Recorded data
* * *
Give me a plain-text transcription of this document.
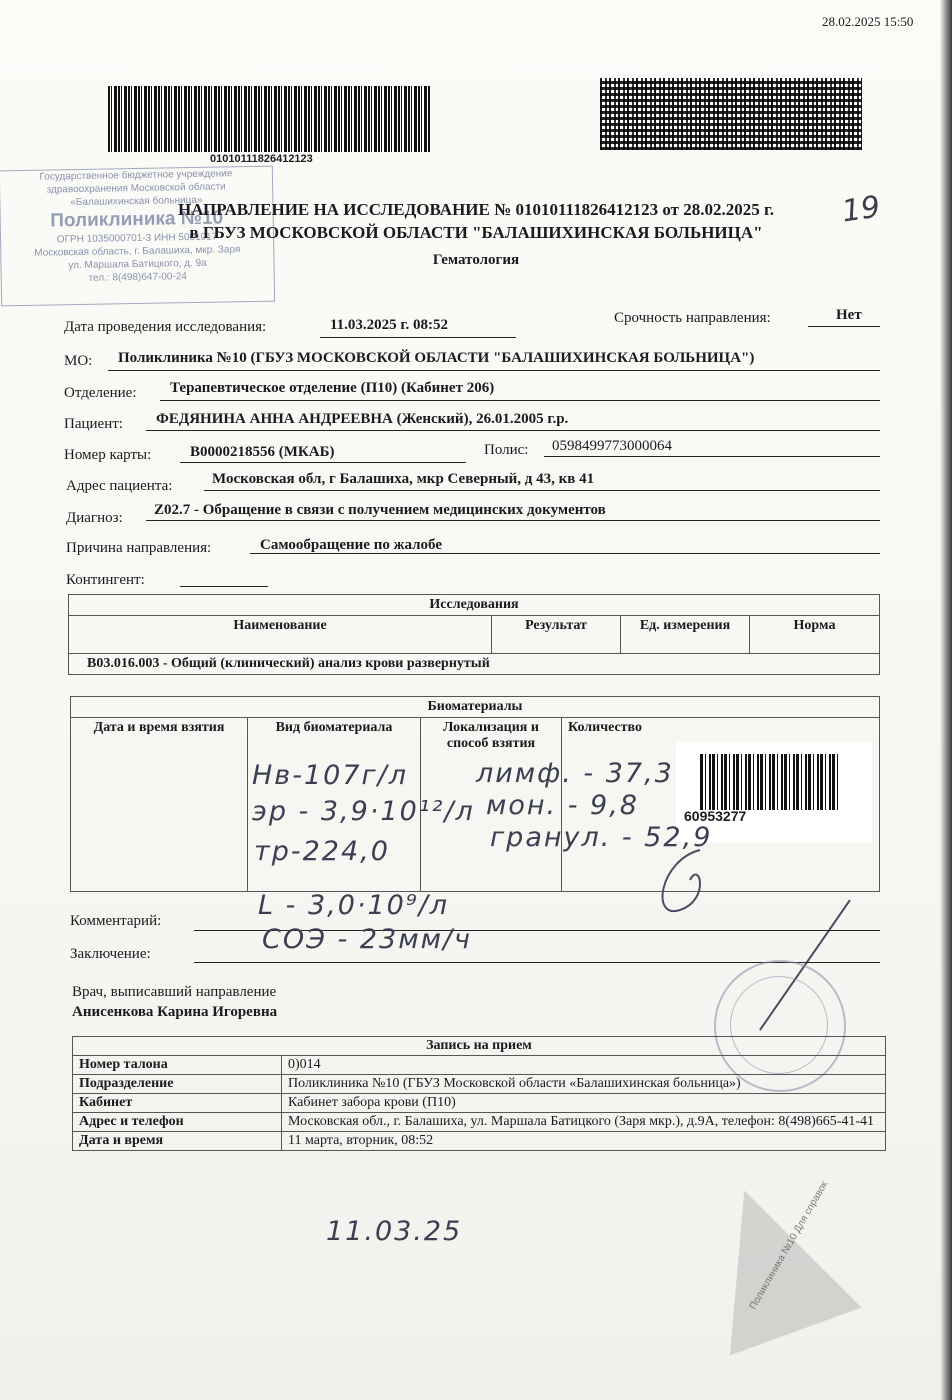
28.02.2025 15:50
01010111826412123
Государственное бюджетное учреждение
здравоохранения Московской области
«Балашихинская больница»
Поликлиника №10
ОГРН 1035000701-3 ИНН 5001017
Московская область, г. Балашиха, мкр. Заря
ул. Маршала Батицкого, д. 9а
тел.: 8(498)647-00-24
НАПРАВЛЕНИЕ НА ИССЛЕДОВАНИЕ № 01010111826412123 от 28.02.2025 г.
в ГБУЗ МОСКОВСКОЙ ОБЛАСТИ "БАЛАШИХИНСКАЯ БОЛЬНИЦА"
Гематология
19
Дата проведения исследования:	11.03.2025 г. 08:52	Срочность направления:	Нет
МО: Поликлиника №10 (ГБУЗ МОСКОВСКОЙ ОБЛАСТИ "БАЛАШИХИНСКАЯ БОЛЬНИЦА")
Отделение: Терапевтическое отделение (П10) (Кабинет 206)
Пациент: ФЕДЯНИНА АННА АНДРЕЕВНА (Женский), 26.01.2005 г.р.
Номер карты:	В0000218556 (МКАБ)	Полис: 0598499773000064
Адрес пациента:	Московская обл, г Балашиха, мкр Северный, д 43, кв 41
Диагноз: Z02.7 - Обращение в связи с получением медицинских документов
Причина направления:	Самообращение по жалобе
Контингент:
Исследования
Наименование	Результат	Ед. измерения	Норма
B03.016.003 - Общий (клинический) анализ крови развернутый
Биоматериалы
Дата и время взятия	Вид биоматериала	Локализация и способ взятия	Количество
60953277
Hв-107г/л
эр - 3,9·10¹²/л
тр-224,0
лимф. - 37,3
мон. - 9,8
гранул. - 52,9
Комментарий:	L - 3,0·10⁹/л
Заключение:	СОЭ - 23мм/ч
Врач, выписавший направление
Анисенкова Карина Игоревна
Запись на прием	
Номер талона	0)014
Подразделение	Поликлиника №10 (ГБУЗ Московской области «Балашихинская больница»)
Кабинет	Кабинет забора крови (П10)
Адрес и телефон	Московская обл., г. Балашиха, ул. Маршала Батицкого (Заря мкр.), д.9А, телефон: 8(498)665-41-41
Дата и время	11 марта, вторник, 08:52
11.03.25	Поликлиника №10 Для справок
* * *
_Aim_
Reproduce the entries above exactly. Do not include the images.

_Full response_
Give me a plain-text transcription of this document.
28.02.2025 15:50
01010111826412123
Государственное бюджетное учреждение
здравоохранения Московской области
«Балашихинская больница»
Поликлиника №10
ОГРН 1035000701-3 ИНН 5001017
Московская область, г. Балашиха, мкр. Заря
ул. Маршала Батицкого, д. 9а
тел.: 8(498)647-00-24
НАПРАВЛЕНИЕ НА ИССЛЕДОВАНИЕ № 01010111826412123 от 28.02.2025 г.
в ГБУЗ МОСКОВСКОЙ ОБЛАСТИ "БАЛАШИХИНСКАЯ БОЛЬНИЦА"
Гематология
19
Дата проведения исследования:	11.03.2025 г. 08:52	Срочность направления:	Нет
МО: Поликлиника №10 (ГБУЗ МОСКОВСКОЙ ОБЛАСТИ "БАЛАШИХИНСКАЯ БОЛЬНИЦА")
Отделение: Терапевтическое отделение (П10) (Кабинет 206)
Пациент: ФЕДЯНИНА АННА АНДРЕЕВНА (Женский), 26.01.2005 г.р.
Номер карты:	В0000218556 (МКАБ)	Полис: 0598499773000064
Адрес пациента:	Московская обл, г Балашиха, мкр Северный, д 43, кв 41
Диагноз: Z02.7 - Обращение в связи с получением медицинских документов
Причина направления:	Самообращение по жалобе
Контингент:
Исследования
Наименование	Результат	Ед. измерения	Норма
B03.016.003 - Общий (клинический) анализ крови развернутый
Биоматериалы
Дата и время взятия	Вид биоматериала	Локализация и способ взятия	Количество
60953277
Hв-107г/л
эр - 3,9·10¹²/л
тр-224,0
лимф. - 37,3
мон. - 9,8
гранул. - 52,9
Комментарий:	L - 3,0·10⁹/л
Заключение:	СОЭ - 23мм/ч
Врач, выписавший направление
Анисенкова Карина Игоревна
Запись на прием	
Номер талона	0)014
Подразделение	Поликлиника №10 (ГБУЗ Московской области «Балашихинская больница»)
Кабинет	Кабинет забора крови (П10)
Адрес и телефон	Московская обл., г. Балашиха, ул. Маршала Батицкого (Заря мкр.), д.9А, телефон: 8(498)665-41-41
Дата и время	11 марта, вторник, 08:52
11.03.25	Поликлиника №10 Для справок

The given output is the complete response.